#### Your objective:
Retype the whole listing verbatim and keep the pictures out of it.

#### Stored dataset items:
--- begin ---
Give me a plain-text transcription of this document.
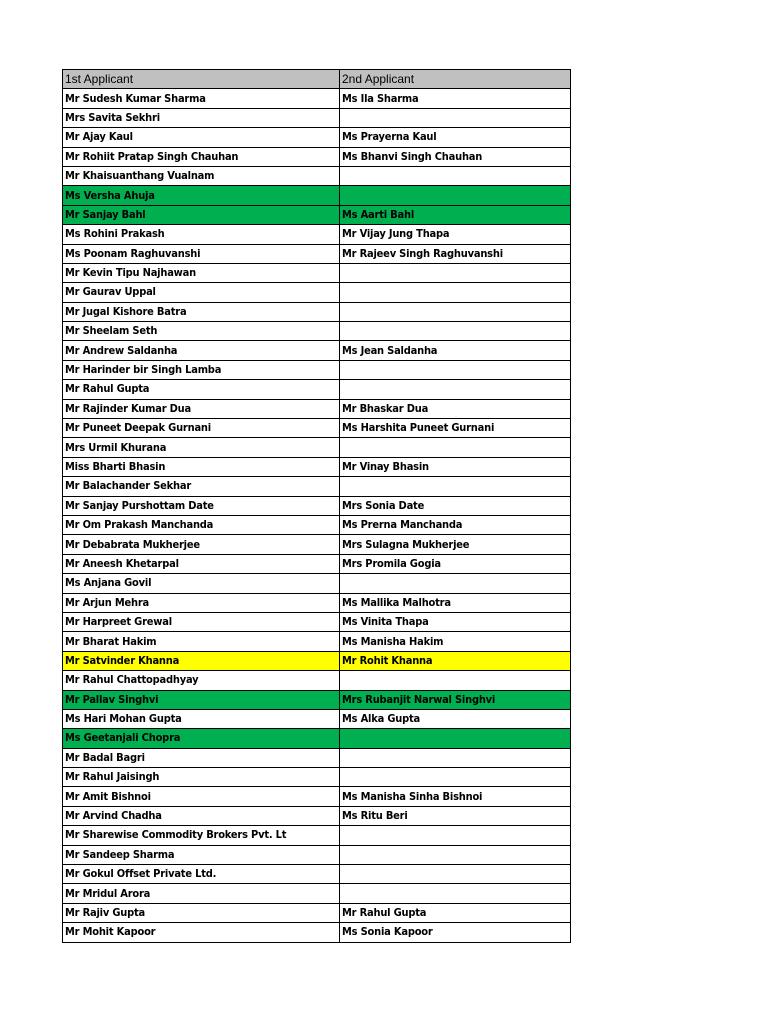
1st Applicant	2nd Applicant
Mr Sudesh Kumar Sharma	Ms Ila Sharma
Mrs Savita Sekhri	
Mr Ajay Kaul	Ms Prayerna Kaul
Mr Rohiit Pratap Singh Chauhan	Ms Bhanvi Singh Chauhan
Mr Khaisuanthang Vualnam	
Ms Versha Ahuja	
Mr Sanjay Bahl	Ms Aarti Bahl
Ms Rohini Prakash	Mr Vijay Jung Thapa
Ms Poonam Raghuvanshi	Mr Rajeev Singh Raghuvanshi
Mr Kevin Tipu Najhawan	
Mr Gaurav Uppal	
Mr Jugal Kishore Batra	
Mr Sheelam Seth	
Mr Andrew Saldanha	Ms Jean Saldanha
Mr Harinder bir Singh Lamba	
Mr Rahul Gupta	
Mr Rajinder Kumar Dua	Mr Bhaskar Dua
Mr Puneet Deepak Gurnani	Ms Harshita Puneet Gurnani
Mrs Urmil Khurana	
Miss Bharti Bhasin	Mr Vinay Bhasin
Mr Balachander Sekhar	
Mr Sanjay Purshottam Date	Mrs Sonia Date
Mr Om Prakash Manchanda	Ms Prerna Manchanda
Mr Debabrata Mukherjee	Mrs Sulagna Mukherjee
Mr Aneesh Khetarpal	Mrs Promila Gogia
Ms Anjana Govil	
Mr Arjun Mehra	Ms Mallika Malhotra
Mr Harpreet Grewal	Ms Vinita Thapa
Mr Bharat Hakim	Ms Manisha Hakim
Mr Satvinder Khanna	Mr Rohit Khanna
Mr Rahul Chattopadhyay	
Mr Pallav Singhvi	Mrs Rubanjit Narwal Singhvi
Ms Hari Mohan Gupta	Ms Alka Gupta
Ms Geetanjali Chopra	
Mr Badal Bagri	
Mr Rahul Jaisingh	
Mr Amit Bishnoi	Ms Manisha Sinha Bishnoi
Mr Arvind Chadha	Ms Ritu Beri
Mr Sharewise Commodity Brokers Pvt. Lt	
Mr Sandeep Sharma	
Mr Gokul Offset Private Ltd.	
Mr Mridul Arora	
Mr Rajiv Gupta	Mr Rahul Gupta
Mr Mohit Kapoor	Ms Sonia Kapoor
--- end ---
#### Response to the task:
Give me a plain-text transcription of this document.
1st Applicant	2nd Applicant
Mr Sudesh Kumar Sharma	Ms Ila Sharma
Mrs Savita Sekhri	
Mr Ajay Kaul	Ms Prayerna Kaul
Mr Rohiit Pratap Singh Chauhan	Ms Bhanvi Singh Chauhan
Mr Khaisuanthang Vualnam	
Ms Versha Ahuja	
Mr Sanjay Bahl	Ms Aarti Bahl
Ms Rohini Prakash	Mr Vijay Jung Thapa
Ms Poonam Raghuvanshi	Mr Rajeev Singh Raghuvanshi
Mr Kevin Tipu Najhawan	
Mr Gaurav Uppal	
Mr Jugal Kishore Batra	
Mr Sheelam Seth	
Mr Andrew Saldanha	Ms Jean Saldanha
Mr Harinder bir Singh Lamba	
Mr Rahul Gupta	
Mr Rajinder Kumar Dua	Mr Bhaskar Dua
Mr Puneet Deepak Gurnani	Ms Harshita Puneet Gurnani
Mrs Urmil Khurana	
Miss Bharti Bhasin	Mr Vinay Bhasin
Mr Balachander Sekhar	
Mr Sanjay Purshottam Date	Mrs Sonia Date
Mr Om Prakash Manchanda	Ms Prerna Manchanda
Mr Debabrata Mukherjee	Mrs Sulagna Mukherjee
Mr Aneesh Khetarpal	Mrs Promila Gogia
Ms Anjana Govil	
Mr Arjun Mehra	Ms Mallika Malhotra
Mr Harpreet Grewal	Ms Vinita Thapa
Mr Bharat Hakim	Ms Manisha Hakim
Mr Satvinder Khanna	Mr Rohit Khanna
Mr Rahul Chattopadhyay	
Mr Pallav Singhvi	Mrs Rubanjit Narwal Singhvi
Ms Hari Mohan Gupta	Ms Alka Gupta
Ms Geetanjali Chopra	
Mr Badal Bagri	
Mr Rahul Jaisingh	
Mr Amit Bishnoi	Ms Manisha Sinha Bishnoi
Mr Arvind Chadha	Ms Ritu Beri
Mr Sharewise Commodity Brokers Pvt. Lt	
Mr Sandeep Sharma	
Mr Gokul Offset Private Ltd.	
Mr Mridul Arora	
Mr Rajiv Gupta	Mr Rahul Gupta
Mr Mohit Kapoor	Ms Sonia Kapoor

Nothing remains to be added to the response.